# [Goal]
Gather all lines from the material that contain the word "this".

------

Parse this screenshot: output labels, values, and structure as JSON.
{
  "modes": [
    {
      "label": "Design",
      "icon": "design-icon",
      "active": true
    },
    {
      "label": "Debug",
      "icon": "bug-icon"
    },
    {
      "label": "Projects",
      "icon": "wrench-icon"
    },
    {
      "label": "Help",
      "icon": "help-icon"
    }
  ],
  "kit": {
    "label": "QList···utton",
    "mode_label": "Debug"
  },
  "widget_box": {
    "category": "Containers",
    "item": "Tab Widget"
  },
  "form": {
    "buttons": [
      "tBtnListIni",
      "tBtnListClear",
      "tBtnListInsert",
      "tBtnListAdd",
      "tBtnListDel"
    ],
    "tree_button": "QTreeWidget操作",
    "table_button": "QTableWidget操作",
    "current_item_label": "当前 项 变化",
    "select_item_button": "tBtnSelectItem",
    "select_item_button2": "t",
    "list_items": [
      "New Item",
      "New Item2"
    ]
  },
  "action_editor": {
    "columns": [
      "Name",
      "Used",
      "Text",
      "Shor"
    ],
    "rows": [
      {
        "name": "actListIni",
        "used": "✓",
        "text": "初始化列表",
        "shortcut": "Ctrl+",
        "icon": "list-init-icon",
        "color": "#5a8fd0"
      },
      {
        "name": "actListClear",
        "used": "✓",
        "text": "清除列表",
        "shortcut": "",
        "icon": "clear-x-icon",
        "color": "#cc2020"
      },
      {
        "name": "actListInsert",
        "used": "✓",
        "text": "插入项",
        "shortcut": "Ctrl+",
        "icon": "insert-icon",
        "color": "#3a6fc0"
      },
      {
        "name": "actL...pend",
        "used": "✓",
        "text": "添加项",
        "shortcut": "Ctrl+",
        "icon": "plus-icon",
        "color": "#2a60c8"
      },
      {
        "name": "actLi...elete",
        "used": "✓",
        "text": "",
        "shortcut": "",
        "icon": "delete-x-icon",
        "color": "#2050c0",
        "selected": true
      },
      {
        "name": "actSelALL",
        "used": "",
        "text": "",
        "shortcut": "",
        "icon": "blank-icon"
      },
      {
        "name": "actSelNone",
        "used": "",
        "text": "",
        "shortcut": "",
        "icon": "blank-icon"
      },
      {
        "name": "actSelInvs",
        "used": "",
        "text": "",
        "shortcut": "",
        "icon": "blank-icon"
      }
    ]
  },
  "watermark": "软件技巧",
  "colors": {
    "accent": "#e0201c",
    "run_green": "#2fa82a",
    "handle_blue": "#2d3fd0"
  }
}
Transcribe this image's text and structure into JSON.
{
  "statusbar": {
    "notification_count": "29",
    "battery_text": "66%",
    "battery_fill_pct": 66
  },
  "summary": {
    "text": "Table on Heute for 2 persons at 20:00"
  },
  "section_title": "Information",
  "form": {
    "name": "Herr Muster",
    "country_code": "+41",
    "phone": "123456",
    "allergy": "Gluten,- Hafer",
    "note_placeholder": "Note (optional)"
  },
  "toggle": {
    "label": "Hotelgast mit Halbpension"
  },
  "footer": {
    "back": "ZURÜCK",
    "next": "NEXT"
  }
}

------

# [Answer to the problem]
Parse this screenshot: output labels, values, and structure as JSON.
Transcribe this image's text and structure into JSON.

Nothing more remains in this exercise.